-- Material start --

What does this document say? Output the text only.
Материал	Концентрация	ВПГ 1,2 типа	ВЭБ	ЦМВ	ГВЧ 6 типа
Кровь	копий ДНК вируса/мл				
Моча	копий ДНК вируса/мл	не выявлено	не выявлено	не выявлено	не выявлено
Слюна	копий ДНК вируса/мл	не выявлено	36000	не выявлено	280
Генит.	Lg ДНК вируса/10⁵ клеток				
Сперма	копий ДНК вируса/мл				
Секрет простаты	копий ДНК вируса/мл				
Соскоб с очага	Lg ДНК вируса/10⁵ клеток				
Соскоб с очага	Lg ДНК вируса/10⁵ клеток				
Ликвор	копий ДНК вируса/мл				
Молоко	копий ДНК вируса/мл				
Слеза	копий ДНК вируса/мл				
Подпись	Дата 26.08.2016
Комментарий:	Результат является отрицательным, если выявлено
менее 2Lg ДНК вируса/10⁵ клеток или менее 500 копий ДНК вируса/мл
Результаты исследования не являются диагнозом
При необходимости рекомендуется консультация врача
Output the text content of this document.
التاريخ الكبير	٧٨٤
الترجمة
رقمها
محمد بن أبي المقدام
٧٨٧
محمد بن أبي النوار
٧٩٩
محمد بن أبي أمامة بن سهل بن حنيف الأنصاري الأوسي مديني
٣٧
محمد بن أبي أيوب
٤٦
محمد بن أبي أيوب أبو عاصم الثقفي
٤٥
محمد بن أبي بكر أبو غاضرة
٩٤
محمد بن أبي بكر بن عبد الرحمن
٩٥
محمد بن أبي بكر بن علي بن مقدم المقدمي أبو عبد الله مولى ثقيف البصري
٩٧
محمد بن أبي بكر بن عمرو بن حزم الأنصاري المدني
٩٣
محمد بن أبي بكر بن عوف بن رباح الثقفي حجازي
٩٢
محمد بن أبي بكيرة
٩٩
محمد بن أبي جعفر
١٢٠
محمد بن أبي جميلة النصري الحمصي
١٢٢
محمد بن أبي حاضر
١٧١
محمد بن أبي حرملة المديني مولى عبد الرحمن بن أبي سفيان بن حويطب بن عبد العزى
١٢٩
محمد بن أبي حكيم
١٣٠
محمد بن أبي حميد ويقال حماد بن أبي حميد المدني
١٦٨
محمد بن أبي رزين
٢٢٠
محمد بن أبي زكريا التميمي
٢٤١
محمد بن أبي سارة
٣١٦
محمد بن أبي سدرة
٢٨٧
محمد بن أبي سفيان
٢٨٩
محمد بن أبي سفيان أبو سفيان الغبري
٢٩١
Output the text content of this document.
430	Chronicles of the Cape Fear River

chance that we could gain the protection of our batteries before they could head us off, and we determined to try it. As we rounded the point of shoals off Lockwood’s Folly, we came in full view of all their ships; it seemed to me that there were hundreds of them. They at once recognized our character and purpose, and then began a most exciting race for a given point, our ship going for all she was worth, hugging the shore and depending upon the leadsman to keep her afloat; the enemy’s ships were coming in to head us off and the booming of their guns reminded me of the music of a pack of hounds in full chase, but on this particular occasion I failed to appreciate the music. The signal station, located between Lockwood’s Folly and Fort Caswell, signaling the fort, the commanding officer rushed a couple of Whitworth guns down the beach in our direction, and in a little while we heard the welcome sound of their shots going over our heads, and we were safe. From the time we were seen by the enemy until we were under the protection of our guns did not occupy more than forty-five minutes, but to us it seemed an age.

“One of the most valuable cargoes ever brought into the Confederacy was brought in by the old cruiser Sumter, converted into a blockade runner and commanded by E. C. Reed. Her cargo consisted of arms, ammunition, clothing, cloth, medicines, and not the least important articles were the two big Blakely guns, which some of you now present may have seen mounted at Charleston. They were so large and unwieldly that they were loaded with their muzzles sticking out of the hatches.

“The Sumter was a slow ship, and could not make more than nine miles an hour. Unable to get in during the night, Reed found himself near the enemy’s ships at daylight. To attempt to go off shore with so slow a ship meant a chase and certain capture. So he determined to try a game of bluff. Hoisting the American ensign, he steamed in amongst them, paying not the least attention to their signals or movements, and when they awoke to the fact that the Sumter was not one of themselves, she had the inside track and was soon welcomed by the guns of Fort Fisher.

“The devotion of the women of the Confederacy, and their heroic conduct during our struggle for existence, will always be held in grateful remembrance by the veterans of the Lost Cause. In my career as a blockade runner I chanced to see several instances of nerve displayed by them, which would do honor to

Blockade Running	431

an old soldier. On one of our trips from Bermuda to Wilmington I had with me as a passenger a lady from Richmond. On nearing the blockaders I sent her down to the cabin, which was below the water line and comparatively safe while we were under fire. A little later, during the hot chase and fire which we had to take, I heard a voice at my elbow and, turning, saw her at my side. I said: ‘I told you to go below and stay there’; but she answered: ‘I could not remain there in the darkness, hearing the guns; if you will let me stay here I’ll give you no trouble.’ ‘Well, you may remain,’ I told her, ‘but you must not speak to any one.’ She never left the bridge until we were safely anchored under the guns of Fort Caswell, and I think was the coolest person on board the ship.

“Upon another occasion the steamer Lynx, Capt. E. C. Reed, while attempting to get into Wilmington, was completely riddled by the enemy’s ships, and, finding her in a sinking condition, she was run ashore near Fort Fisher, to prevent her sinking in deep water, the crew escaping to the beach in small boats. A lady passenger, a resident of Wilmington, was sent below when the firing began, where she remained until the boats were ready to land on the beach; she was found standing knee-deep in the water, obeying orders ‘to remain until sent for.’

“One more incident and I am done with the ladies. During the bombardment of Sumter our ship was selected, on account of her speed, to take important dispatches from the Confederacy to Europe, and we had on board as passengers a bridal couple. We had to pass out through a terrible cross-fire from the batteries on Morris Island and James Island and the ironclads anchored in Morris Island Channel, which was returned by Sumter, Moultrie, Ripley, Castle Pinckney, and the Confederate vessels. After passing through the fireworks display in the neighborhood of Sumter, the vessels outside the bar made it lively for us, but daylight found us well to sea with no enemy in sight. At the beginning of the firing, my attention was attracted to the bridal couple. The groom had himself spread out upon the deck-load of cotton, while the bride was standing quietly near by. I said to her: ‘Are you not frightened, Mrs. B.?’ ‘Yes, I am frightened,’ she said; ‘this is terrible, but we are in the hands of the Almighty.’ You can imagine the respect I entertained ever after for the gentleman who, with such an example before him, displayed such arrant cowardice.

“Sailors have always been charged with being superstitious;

-- Material end --

* Problem to solve
Scan the records above for the string "مولى", then select every line that holds it.

* Final result
محمد بن أبي بكر بن علي بن مقدم المقدمي أبو عبد الله مولى ثقيف البصري
محمد بن أبي حرملة المديني مولى عبد الرحمن بن أبي سفيان بن حويطب بن عبد العزى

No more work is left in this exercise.